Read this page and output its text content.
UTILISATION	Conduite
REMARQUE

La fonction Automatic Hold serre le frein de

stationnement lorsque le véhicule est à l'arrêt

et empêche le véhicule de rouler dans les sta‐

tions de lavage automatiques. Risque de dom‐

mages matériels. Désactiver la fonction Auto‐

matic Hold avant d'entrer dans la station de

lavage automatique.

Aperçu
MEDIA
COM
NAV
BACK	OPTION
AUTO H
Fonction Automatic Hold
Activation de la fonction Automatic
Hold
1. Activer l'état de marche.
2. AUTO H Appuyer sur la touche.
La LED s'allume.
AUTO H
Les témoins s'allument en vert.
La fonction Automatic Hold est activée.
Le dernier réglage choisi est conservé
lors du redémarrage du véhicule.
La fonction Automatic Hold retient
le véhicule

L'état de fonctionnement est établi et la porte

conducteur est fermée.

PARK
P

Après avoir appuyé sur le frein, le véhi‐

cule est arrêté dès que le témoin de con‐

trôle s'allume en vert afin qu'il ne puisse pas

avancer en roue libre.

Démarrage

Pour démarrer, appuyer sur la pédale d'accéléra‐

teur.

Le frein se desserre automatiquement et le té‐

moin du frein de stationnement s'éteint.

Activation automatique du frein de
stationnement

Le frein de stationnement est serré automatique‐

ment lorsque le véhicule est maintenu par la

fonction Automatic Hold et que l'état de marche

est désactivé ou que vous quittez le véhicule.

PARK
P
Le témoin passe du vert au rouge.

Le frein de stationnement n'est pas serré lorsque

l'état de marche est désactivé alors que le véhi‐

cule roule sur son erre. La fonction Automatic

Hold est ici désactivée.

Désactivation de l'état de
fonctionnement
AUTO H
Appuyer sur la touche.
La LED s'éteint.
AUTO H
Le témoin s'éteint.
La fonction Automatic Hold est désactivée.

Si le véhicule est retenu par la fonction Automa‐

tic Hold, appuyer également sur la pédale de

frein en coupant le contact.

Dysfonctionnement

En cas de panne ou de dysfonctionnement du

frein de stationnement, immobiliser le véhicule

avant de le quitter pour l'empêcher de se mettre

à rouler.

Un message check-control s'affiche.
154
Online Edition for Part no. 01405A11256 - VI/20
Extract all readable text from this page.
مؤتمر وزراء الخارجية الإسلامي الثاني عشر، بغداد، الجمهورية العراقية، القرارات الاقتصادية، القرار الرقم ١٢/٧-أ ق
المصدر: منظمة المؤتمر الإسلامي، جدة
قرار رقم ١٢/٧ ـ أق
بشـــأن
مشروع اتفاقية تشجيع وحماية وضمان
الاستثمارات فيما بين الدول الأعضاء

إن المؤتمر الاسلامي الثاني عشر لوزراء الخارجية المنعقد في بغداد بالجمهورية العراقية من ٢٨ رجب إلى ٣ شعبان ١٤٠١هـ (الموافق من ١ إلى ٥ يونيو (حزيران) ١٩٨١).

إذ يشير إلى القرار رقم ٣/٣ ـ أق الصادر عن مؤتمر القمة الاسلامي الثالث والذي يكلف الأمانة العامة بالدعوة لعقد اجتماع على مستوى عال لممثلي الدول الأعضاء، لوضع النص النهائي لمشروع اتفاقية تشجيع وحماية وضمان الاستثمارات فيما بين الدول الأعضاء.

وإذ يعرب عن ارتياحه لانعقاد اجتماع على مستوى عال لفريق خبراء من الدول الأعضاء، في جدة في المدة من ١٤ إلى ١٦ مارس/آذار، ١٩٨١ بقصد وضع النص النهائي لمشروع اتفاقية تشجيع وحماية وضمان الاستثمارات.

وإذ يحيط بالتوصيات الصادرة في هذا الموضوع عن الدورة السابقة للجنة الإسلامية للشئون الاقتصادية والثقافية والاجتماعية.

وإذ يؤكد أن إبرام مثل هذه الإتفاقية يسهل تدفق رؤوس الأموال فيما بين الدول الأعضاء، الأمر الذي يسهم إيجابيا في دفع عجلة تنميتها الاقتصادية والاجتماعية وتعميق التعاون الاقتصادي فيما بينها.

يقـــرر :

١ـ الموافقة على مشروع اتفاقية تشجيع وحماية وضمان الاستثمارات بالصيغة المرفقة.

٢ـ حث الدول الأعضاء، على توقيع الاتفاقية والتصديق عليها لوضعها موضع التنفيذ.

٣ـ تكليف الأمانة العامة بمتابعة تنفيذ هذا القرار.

__________________________________________________

## YOUR GOAL
The entries above should be repeated exactly, every one of them.

## FINISHED EXERCISE
Read this page and output its text content.
UTILISATION	Conduite
REMARQUE

La fonction Automatic Hold serre le frein de

stationnement lorsque le véhicule est à l'arrêt

et empêche le véhicule de rouler dans les sta‐

tions de lavage automatiques. Risque de dom‐

mages matériels. Désactiver la fonction Auto‐

matic Hold avant d'entrer dans la station de

lavage automatique.

Aperçu
MEDIA
COM
NAV
BACK	OPTION
AUTO H
Fonction Automatic Hold
Activation de la fonction Automatic
Hold
1. Activer l'état de marche.
2. AUTO H Appuyer sur la touche.
La LED s'allume.
AUTO H
Les témoins s'allument en vert.
La fonction Automatic Hold est activée.
Le dernier réglage choisi est conservé
lors du redémarrage du véhicule.
La fonction Automatic Hold retient
le véhicule

L'état de fonctionnement est établi et la porte

conducteur est fermée.

PARK
P

Après avoir appuyé sur le frein, le véhi‐

cule est arrêté dès que le témoin de con‐

trôle s'allume en vert afin qu'il ne puisse pas

avancer en roue libre.

Démarrage

Pour démarrer, appuyer sur la pédale d'accéléra‐

teur.

Le frein se desserre automatiquement et le té‐

moin du frein de stationnement s'éteint.

Activation automatique du frein de
stationnement

Le frein de stationnement est serré automatique‐

ment lorsque le véhicule est maintenu par la

fonction Automatic Hold et que l'état de marche

est désactivé ou que vous quittez le véhicule.

PARK
P
Le témoin passe du vert au rouge.

Le frein de stationnement n'est pas serré lorsque

l'état de marche est désactivé alors que le véhi‐

cule roule sur son erre. La fonction Automatic

Hold est ici désactivée.

Désactivation de l'état de
fonctionnement
AUTO H
Appuyer sur la touche.
La LED s'éteint.
AUTO H
Le témoin s'éteint.
La fonction Automatic Hold est désactivée.

Si le véhicule est retenu par la fonction Automa‐

tic Hold, appuyer également sur la pédale de

frein en coupant le contact.

Dysfonctionnement

En cas de panne ou de dysfonctionnement du

frein de stationnement, immobiliser le véhicule

avant de le quitter pour l'empêcher de se mettre

à rouler.

Un message check-control s'affiche.
154
Online Edition for Part no. 01405A11256 - VI/20
Extract all readable text from this page.
مؤتمر وزراء الخارجية الإسلامي الثاني عشر، بغداد، الجمهورية العراقية، القرارات الاقتصادية، القرار الرقم ١٢/٧-أ ق
المصدر: منظمة المؤتمر الإسلامي، جدة
قرار رقم ١٢/٧ ـ أق
بشـــأن
مشروع اتفاقية تشجيع وحماية وضمان
الاستثمارات فيما بين الدول الأعضاء

إن المؤتمر الاسلامي الثاني عشر لوزراء الخارجية المنعقد في بغداد بالجمهورية العراقية من ٢٨ رجب إلى ٣ شعبان ١٤٠١هـ (الموافق من ١ إلى ٥ يونيو (حزيران) ١٩٨١).

إذ يشير إلى القرار رقم ٣/٣ ـ أق الصادر عن مؤتمر القمة الاسلامي الثالث والذي يكلف الأمانة العامة بالدعوة لعقد اجتماع على مستوى عال لممثلي الدول الأعضاء، لوضع النص النهائي لمشروع اتفاقية تشجيع وحماية وضمان الاستثمارات فيما بين الدول الأعضاء.

وإذ يعرب عن ارتياحه لانعقاد اجتماع على مستوى عال لفريق خبراء من الدول الأعضاء، في جدة في المدة من ١٤ إلى ١٦ مارس/آذار، ١٩٨١ بقصد وضع النص النهائي لمشروع اتفاقية تشجيع وحماية وضمان الاستثمارات.

وإذ يحيط بالتوصيات الصادرة في هذا الموضوع عن الدورة السابقة للجنة الإسلامية للشئون الاقتصادية والثقافية والاجتماعية.

وإذ يؤكد أن إبرام مثل هذه الإتفاقية يسهل تدفق رؤوس الأموال فيما بين الدول الأعضاء، الأمر الذي يسهم إيجابيا في دفع عجلة تنميتها الاقتصادية والاجتماعية وتعميق التعاون الاقتصادي فيما بينها.

يقـــرر :

١ـ الموافقة على مشروع اتفاقية تشجيع وحماية وضمان الاستثمارات بالصيغة المرفقة.

٢ـ حث الدول الأعضاء، على توقيع الاتفاقية والتصديق عليها لوضعها موضع التنفيذ.

٣ـ تكليف الأمانة العامة بمتابعة تنفيذ هذا القرار.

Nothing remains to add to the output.